***** Given records

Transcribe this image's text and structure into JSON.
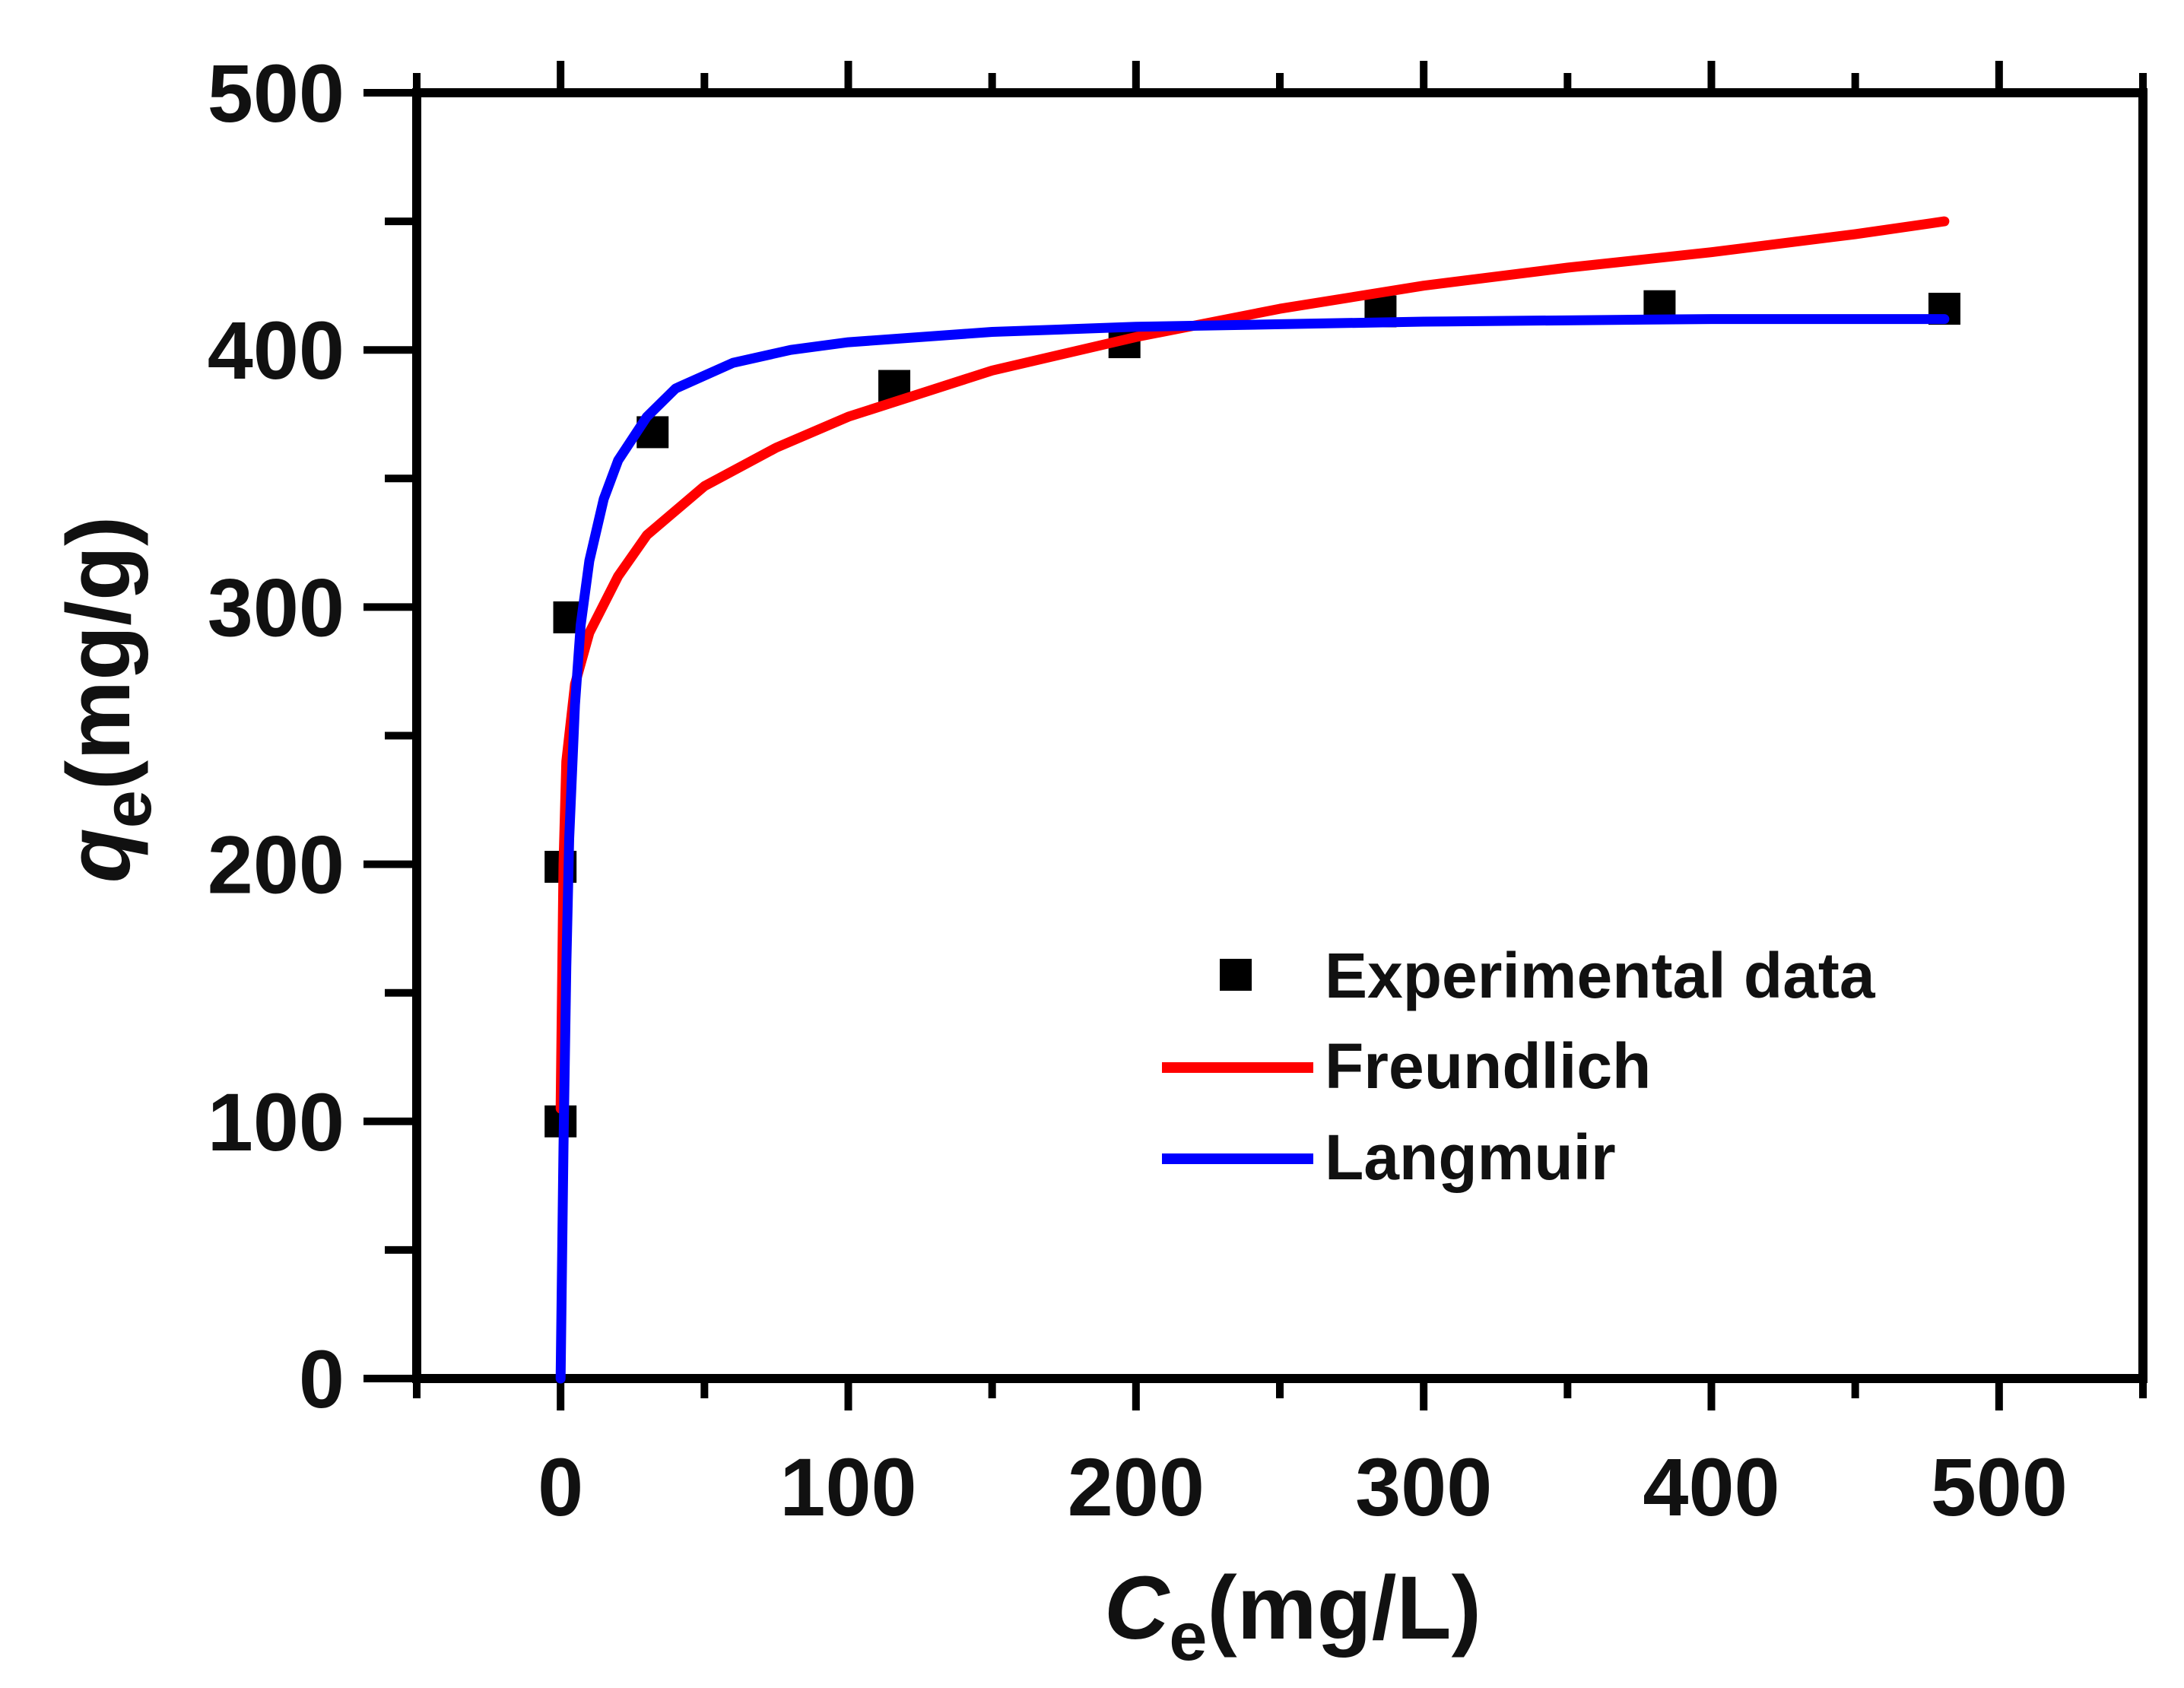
{
  "chart_data": {
    "type": "scatter",
    "xlabel": {
      "symbol": "C",
      "subscript": "e",
      "unit": "(mg/L)"
    },
    "ylabel": {
      "symbol": "q",
      "subscript": "e",
      "unit": "(mg/g)"
    },
    "xlim": [
      -50,
      550
    ],
    "ylim": [
      0,
      500
    ],
    "x_ticks": [
      0,
      100,
      200,
      300,
      400,
      500
    ],
    "x_ticks_minor": [
      -50,
      50,
      150,
      250,
      350,
      450,
      550
    ],
    "y_ticks": [
      0,
      100,
      200,
      300,
      400,
      500
    ],
    "y_ticks_minor": [
      50,
      150,
      250,
      350,
      450
    ],
    "grid": false,
    "legend_position": "lower-right",
    "series": [
      {
        "name": "Experimental data",
        "kind": "markers",
        "marker": "square",
        "color": "#000000",
        "x": [
          0,
          0,
          3,
          32,
          116,
          196,
          285,
          382,
          481
        ],
        "y": [
          100,
          199,
          296,
          368,
          386,
          403,
          415,
          417,
          416
        ]
      },
      {
        "name": "Freundlich",
        "kind": "line",
        "color": "#ff0000",
        "x": [
          0,
          1,
          2,
          5,
          10,
          20,
          30,
          50,
          75,
          100,
          150,
          200,
          250,
          300,
          350,
          400,
          450,
          481
        ],
        "y": [
          105,
          200,
          240,
          270,
          290,
          312,
          328,
          347,
          362,
          374,
          392,
          405,
          416,
          425,
          432,
          438,
          445,
          450
        ]
      },
      {
        "name": "Langmuir",
        "kind": "line",
        "color": "#0000ff",
        "x": [
          0,
          1,
          2,
          3,
          5,
          7,
          10,
          15,
          20,
          30,
          40,
          60,
          80,
          100,
          150,
          200,
          250,
          300,
          400,
          481
        ],
        "y": [
          0,
          90,
          160,
          210,
          262,
          293,
          318,
          342,
          357,
          374,
          385,
          395,
          400,
          403,
          407,
          409,
          410,
          411,
          412,
          412
        ]
      }
    ]
  }
}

**********

» **Prompt**: Write out each entry exactly as given, omitting any picture.

» **Answer to this problem**:
Transcribe this image's text and structure into JSON.
{
  "chart_data": {
    "type": "scatter",
    "xlabel": {
      "symbol": "C",
      "subscript": "e",
      "unit": "(mg/L)"
    },
    "ylabel": {
      "symbol": "q",
      "subscript": "e",
      "unit": "(mg/g)"
    },
    "xlim": [
      -50,
      550
    ],
    "ylim": [
      0,
      500
    ],
    "x_ticks": [
      0,
      100,
      200,
      300,
      400,
      500
    ],
    "x_ticks_minor": [
      -50,
      50,
      150,
      250,
      350,
      450,
      550
    ],
    "y_ticks": [
      0,
      100,
      200,
      300,
      400,
      500
    ],
    "y_ticks_minor": [
      50,
      150,
      250,
      350,
      450
    ],
    "grid": false,
    "legend_position": "lower-right",
    "series": [
      {
        "name": "Experimental data",
        "kind": "markers",
        "marker": "square",
        "color": "#000000",
        "x": [
          0,
          0,
          3,
          32,
          116,
          196,
          285,
          382,
          481
        ],
        "y": [
          100,
          199,
          296,
          368,
          386,
          403,
          415,
          417,
          416
        ]
      },
      {
        "name": "Freundlich",
        "kind": "line",
        "color": "#ff0000",
        "x": [
          0,
          1,
          2,
          5,
          10,
          20,
          30,
          50,
          75,
          100,
          150,
          200,
          250,
          300,
          350,
          400,
          450,
          481
        ],
        "y": [
          105,
          200,
          240,
          270,
          290,
          312,
          328,
          347,
          362,
          374,
          392,
          405,
          416,
          425,
          432,
          438,
          445,
          450
        ]
      },
      {
        "name": "Langmuir",
        "kind": "line",
        "color": "#0000ff",
        "x": [
          0,
          1,
          2,
          3,
          5,
          7,
          10,
          15,
          20,
          30,
          40,
          60,
          80,
          100,
          150,
          200,
          250,
          300,
          400,
          481
        ],
        "y": [
          0,
          90,
          160,
          210,
          262,
          293,
          318,
          342,
          357,
          374,
          385,
          395,
          400,
          403,
          407,
          409,
          410,
          411,
          412,
          412
        ]
      }
    ]
  }
}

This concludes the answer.